● **TASK DIRECTIONS**: Search the material below for the word "nostre". Copy every line that has it.
== GIVEN INFORMATION
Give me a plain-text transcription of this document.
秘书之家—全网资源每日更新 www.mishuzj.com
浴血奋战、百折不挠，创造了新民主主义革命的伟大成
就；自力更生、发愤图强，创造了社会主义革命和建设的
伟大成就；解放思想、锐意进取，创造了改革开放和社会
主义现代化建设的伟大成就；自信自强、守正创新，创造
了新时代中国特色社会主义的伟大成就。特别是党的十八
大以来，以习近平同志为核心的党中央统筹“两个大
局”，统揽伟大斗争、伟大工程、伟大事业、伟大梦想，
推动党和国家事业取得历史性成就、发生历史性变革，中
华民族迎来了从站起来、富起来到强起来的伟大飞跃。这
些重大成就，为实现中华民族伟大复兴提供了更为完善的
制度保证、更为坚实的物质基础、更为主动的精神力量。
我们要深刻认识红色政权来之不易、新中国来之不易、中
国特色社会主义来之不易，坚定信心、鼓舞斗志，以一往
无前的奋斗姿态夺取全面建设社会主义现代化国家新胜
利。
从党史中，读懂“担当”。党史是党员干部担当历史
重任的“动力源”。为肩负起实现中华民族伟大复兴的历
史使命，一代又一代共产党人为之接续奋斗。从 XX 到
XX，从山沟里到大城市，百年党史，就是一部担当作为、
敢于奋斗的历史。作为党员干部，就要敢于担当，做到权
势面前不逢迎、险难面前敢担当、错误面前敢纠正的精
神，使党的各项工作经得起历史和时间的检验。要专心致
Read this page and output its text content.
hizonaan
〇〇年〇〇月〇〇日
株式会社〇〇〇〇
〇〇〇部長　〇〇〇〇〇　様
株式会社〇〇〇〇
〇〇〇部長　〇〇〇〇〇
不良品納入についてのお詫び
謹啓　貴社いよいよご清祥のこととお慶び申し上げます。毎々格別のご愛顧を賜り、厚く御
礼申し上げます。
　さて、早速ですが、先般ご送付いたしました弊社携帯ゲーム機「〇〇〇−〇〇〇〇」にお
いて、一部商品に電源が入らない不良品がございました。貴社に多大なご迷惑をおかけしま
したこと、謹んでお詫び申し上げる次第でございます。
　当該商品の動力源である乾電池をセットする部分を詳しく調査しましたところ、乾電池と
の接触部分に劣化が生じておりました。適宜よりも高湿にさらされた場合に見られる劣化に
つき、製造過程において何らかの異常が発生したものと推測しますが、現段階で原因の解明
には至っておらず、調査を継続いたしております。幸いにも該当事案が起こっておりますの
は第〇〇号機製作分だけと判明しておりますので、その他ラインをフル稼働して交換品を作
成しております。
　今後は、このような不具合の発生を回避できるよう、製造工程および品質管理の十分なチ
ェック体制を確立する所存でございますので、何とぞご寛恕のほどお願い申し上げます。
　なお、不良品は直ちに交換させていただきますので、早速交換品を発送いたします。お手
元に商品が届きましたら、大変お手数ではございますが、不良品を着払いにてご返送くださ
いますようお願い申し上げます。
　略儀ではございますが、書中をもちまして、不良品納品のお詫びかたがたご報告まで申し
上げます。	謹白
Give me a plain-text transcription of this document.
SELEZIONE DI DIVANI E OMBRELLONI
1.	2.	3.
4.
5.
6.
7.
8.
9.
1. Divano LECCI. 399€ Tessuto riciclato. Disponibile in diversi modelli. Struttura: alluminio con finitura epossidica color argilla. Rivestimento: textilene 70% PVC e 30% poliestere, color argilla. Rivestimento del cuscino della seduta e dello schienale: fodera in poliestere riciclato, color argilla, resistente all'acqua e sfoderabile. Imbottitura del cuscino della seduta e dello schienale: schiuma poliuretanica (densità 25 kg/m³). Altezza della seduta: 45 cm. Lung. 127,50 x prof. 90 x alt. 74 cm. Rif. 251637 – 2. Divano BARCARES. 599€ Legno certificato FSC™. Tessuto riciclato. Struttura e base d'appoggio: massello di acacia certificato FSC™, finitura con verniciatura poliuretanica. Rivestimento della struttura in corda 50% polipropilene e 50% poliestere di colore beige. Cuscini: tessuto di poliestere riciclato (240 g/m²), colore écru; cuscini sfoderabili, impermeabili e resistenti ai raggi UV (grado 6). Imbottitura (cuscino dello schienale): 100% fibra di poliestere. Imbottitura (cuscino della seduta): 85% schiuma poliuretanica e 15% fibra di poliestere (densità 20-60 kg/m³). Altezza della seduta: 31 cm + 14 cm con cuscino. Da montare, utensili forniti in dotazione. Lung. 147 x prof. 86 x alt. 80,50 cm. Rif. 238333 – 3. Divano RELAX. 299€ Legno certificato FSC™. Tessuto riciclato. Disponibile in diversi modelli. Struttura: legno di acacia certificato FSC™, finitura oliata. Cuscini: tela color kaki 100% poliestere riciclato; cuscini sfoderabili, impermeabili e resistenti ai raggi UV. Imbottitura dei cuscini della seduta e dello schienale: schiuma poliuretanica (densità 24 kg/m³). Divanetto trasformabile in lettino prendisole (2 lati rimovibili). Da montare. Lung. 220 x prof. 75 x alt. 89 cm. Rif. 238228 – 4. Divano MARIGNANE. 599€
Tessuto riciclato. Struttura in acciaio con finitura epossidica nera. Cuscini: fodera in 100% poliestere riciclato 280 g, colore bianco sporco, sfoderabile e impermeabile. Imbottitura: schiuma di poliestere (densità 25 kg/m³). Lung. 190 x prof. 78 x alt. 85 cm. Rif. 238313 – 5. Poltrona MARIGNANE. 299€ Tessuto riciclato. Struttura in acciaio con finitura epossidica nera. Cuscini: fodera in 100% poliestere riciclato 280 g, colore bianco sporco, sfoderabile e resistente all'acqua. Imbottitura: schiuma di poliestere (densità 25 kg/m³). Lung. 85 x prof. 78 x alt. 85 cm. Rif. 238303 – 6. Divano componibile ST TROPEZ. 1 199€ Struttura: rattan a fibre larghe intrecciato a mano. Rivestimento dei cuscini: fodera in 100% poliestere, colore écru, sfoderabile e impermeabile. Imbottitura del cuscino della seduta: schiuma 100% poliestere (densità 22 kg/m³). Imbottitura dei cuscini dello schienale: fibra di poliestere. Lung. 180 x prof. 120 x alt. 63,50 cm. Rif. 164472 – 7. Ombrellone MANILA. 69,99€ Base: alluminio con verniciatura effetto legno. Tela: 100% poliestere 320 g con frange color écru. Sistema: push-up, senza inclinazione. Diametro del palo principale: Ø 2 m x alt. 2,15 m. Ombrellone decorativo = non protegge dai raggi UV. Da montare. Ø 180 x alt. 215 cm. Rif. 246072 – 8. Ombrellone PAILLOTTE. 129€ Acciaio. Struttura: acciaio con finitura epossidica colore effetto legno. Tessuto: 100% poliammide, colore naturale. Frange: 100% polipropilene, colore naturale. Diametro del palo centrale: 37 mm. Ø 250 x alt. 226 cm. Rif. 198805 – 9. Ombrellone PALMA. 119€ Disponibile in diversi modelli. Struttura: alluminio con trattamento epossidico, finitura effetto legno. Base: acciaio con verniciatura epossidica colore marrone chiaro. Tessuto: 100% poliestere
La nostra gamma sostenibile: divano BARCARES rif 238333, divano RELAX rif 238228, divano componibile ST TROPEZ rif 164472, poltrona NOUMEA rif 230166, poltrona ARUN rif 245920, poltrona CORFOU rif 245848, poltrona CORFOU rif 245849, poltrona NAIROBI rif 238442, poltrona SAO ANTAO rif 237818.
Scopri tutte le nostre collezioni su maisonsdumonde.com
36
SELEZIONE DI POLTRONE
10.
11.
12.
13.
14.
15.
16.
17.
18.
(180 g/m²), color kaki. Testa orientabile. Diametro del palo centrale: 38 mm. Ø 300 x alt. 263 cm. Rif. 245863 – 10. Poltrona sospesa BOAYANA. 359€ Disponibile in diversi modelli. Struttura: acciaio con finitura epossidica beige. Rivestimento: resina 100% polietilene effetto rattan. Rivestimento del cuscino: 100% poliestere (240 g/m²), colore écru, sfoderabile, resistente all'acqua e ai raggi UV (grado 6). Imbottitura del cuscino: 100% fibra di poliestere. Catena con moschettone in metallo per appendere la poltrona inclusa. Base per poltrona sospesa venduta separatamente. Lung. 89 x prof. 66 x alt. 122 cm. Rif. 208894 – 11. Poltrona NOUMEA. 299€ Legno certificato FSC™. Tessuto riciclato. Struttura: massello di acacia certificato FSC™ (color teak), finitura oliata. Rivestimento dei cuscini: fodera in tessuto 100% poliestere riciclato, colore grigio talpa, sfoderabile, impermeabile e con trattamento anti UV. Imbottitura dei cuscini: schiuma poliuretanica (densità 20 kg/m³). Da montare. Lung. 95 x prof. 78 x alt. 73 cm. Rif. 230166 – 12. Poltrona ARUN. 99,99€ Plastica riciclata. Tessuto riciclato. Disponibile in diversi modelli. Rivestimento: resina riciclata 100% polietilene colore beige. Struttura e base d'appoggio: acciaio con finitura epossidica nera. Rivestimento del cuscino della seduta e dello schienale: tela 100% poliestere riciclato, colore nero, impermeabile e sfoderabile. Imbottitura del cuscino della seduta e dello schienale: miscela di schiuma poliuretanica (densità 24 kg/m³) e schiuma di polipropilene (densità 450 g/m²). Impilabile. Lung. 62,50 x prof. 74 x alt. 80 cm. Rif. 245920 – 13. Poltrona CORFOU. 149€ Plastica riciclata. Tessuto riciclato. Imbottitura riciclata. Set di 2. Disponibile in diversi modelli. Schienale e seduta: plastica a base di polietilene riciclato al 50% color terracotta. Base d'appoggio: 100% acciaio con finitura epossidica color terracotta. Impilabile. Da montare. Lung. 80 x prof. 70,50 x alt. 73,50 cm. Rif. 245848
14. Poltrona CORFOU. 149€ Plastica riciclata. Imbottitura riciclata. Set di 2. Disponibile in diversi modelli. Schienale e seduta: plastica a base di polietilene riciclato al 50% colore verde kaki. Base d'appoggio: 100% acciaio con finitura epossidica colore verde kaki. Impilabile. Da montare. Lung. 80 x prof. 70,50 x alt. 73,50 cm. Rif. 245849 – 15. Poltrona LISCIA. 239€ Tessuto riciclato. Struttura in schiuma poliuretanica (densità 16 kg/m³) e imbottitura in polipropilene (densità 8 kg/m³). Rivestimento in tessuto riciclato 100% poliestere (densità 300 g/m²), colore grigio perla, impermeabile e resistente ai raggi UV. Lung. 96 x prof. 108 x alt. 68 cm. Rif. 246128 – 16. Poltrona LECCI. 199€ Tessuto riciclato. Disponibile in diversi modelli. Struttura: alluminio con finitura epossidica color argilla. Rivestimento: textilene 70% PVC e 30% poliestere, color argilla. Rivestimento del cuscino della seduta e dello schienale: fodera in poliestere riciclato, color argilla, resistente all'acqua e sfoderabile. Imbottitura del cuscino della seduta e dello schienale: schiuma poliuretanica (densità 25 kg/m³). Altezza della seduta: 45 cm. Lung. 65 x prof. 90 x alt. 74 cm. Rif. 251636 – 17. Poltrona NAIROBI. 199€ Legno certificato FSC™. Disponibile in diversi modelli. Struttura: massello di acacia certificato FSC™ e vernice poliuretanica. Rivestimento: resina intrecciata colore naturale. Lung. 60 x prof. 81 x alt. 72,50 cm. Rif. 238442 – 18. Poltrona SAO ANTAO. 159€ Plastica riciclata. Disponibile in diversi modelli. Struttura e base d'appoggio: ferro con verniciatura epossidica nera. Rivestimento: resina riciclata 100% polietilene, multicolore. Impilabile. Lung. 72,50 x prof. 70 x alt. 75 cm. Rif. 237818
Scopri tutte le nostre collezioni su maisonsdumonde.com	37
====
● **IN RESPONSE**:
Scopri tutte le nostre collezioni su maisonsdumonde.com
Scopri tutte le nostre collezioni su maisonsdumonde.com	37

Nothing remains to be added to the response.